:: Records for processing ::
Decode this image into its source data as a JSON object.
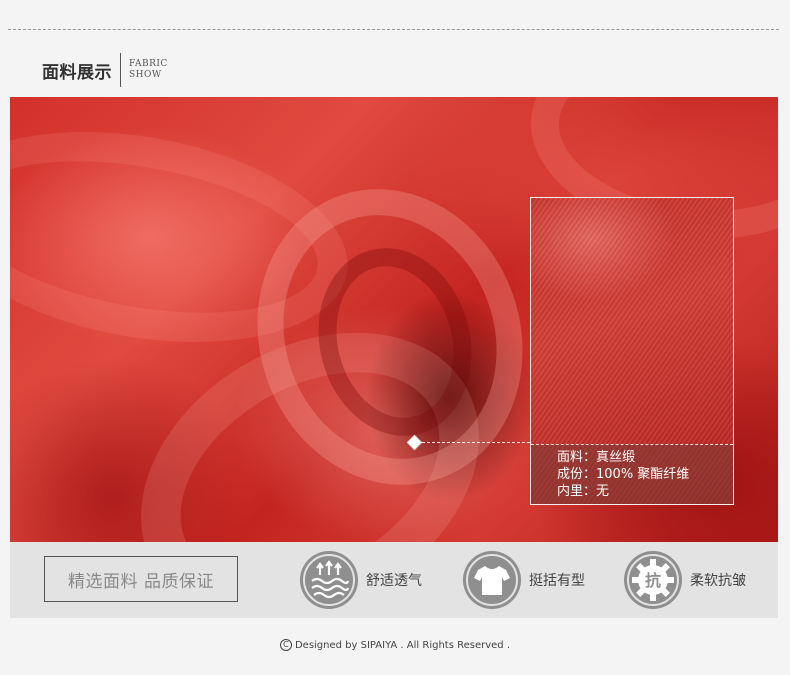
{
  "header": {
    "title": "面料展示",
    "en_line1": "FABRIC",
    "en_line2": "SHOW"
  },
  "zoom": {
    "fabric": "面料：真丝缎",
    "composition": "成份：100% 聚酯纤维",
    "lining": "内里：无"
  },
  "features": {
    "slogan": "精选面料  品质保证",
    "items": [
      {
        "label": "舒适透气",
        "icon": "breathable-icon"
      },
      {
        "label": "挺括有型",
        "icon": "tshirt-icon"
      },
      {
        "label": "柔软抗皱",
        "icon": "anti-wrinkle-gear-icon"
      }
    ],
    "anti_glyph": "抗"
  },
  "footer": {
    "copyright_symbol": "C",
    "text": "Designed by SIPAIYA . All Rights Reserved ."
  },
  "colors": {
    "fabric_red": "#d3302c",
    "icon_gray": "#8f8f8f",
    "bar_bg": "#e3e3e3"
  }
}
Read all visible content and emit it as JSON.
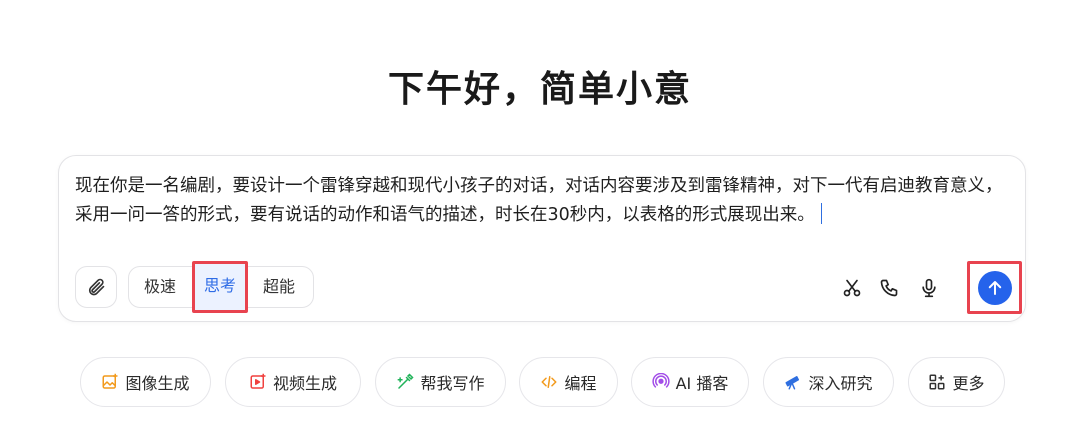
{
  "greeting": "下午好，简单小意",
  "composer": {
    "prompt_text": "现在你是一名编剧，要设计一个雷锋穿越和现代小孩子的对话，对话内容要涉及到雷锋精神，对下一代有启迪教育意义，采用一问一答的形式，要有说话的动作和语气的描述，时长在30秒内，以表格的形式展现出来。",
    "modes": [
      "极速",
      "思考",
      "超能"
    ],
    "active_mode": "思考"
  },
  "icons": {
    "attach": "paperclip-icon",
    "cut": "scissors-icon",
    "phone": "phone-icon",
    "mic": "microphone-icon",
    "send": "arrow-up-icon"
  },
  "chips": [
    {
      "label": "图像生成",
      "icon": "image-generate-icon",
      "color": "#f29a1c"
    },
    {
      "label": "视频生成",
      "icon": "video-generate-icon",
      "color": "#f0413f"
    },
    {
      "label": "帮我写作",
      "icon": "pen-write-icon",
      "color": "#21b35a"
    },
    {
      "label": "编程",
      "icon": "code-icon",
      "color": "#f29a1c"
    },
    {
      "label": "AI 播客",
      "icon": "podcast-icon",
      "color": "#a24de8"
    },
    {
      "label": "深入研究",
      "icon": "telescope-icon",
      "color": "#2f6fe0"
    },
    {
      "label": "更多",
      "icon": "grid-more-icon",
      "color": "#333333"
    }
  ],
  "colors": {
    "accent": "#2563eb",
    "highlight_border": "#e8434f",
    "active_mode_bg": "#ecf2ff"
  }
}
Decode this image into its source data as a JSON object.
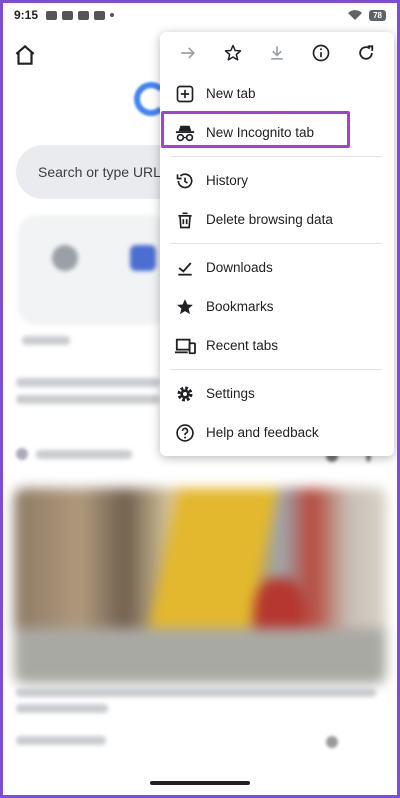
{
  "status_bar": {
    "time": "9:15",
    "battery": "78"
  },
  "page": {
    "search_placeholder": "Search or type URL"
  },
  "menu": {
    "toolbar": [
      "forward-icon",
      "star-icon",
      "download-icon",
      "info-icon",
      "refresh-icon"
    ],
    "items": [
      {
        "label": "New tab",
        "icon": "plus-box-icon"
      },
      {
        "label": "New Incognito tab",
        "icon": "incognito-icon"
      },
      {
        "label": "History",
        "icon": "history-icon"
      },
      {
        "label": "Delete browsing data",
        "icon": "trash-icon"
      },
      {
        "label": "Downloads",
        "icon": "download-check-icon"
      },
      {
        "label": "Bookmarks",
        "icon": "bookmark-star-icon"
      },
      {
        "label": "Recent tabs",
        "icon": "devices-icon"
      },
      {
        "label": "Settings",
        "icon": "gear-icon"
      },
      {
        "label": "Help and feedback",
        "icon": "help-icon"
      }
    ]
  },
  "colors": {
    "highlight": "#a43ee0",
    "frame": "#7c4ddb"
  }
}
:::
### Requirements
Make an exact copy of the records shown above, without the pictures.

### Answer to this exercise
Decode this image into its source data as a JSON object.
{
  "header": {
    "title": "面料展示",
    "en_line1": "FABRIC",
    "en_line2": "SHOW"
  },
  "zoom": {
    "fabric": "面料：真丝缎",
    "composition": "成份：100% 聚酯纤维",
    "lining": "内里：无"
  },
  "features": {
    "slogan": "精选面料  品质保证",
    "items": [
      {
        "label": "舒适透气",
        "icon": "breathable-icon"
      },
      {
        "label": "挺括有型",
        "icon": "tshirt-icon"
      },
      {
        "label": "柔软抗皱",
        "icon": "anti-wrinkle-gear-icon"
      }
    ],
    "anti_glyph": "抗"
  },
  "footer": {
    "copyright_symbol": "C",
    "text": "Designed by SIPAIYA . All Rights Reserved ."
  },
  "colors": {
    "fabric_red": "#d3302c",
    "icon_gray": "#8f8f8f",
    "bar_bg": "#e3e3e3"
  }
}
Read all visible content and emit it as JSON.
{
  "greeting": "下午好，简单小意",
  "composer": {
    "prompt_text": "现在你是一名编剧，要设计一个雷锋穿越和现代小孩子的对话，对话内容要涉及到雷锋精神，对下一代有启迪教育意义，采用一问一答的形式，要有说话的动作和语气的描述，时长在30秒内，以表格的形式展现出来。",
    "modes": [
      "极速",
      "思考",
      "超能"
    ],
    "active_mode": "思考"
  },
  "icons": {
    "attach": "paperclip-icon",
    "cut": "scissors-icon",
    "phone": "phone-icon",
    "mic": "microphone-icon",
    "send": "arrow-up-icon"
  },
  "chips": [
    {
      "label": "图像生成",
      "icon": "image-generate-icon",
      "color": "#f29a1c"
    },
    {
      "label": "视频生成",
      "icon": "video-generate-icon",
      "color": "#f0413f"
    },
    {
      "label": "帮我写作",
      "icon": "pen-write-icon",
      "color": "#21b35a"
    },
    {
      "label": "编程",
      "icon": "code-icon",
      "color": "#f29a1c"
    },
    {
      "label": "AI 播客",
      "icon": "podcast-icon",
      "color": "#a24de8"
    },
    {
      "label": "深入研究",
      "icon": "telescope-icon",
      "color": "#2f6fe0"
    },
    {
      "label": "更多",
      "icon": "grid-more-icon",
      "color": "#333333"
    }
  ],
  "colors": {
    "accent": "#2563eb",
    "highlight_border": "#e8434f",
    "active_mode_bg": "#ecf2ff"
  }
}
Decode this image into its source data as a JSON object.
{
  "status_bar": {
    "time": "9:15",
    "battery": "78"
  },
  "page": {
    "search_placeholder": "Search or type URL"
  },
  "menu": {
    "toolbar": [
      "forward-icon",
      "star-icon",
      "download-icon",
      "info-icon",
      "refresh-icon"
    ],
    "items": [
      {
        "label": "New tab",
        "icon": "plus-box-icon"
      },
      {
        "label": "New Incognito tab",
        "icon": "incognito-icon"
      },
      {
        "label": "History",
        "icon": "history-icon"
      },
      {
        "label": "Delete browsing data",
        "icon": "trash-icon"
      },
      {
        "label": "Downloads",
        "icon": "download-check-icon"
      },
      {
        "label": "Bookmarks",
        "icon": "bookmark-star-icon"
      },
      {
        "label": "Recent tabs",
        "icon": "devices-icon"
      },
      {
        "label": "Settings",
        "icon": "gear-icon"
      },
      {
        "label": "Help and feedback",
        "icon": "help-icon"
      }
    ]
  },
  "colors": {
    "highlight": "#a43ee0",
    "frame": "#7c4ddb"
  }
}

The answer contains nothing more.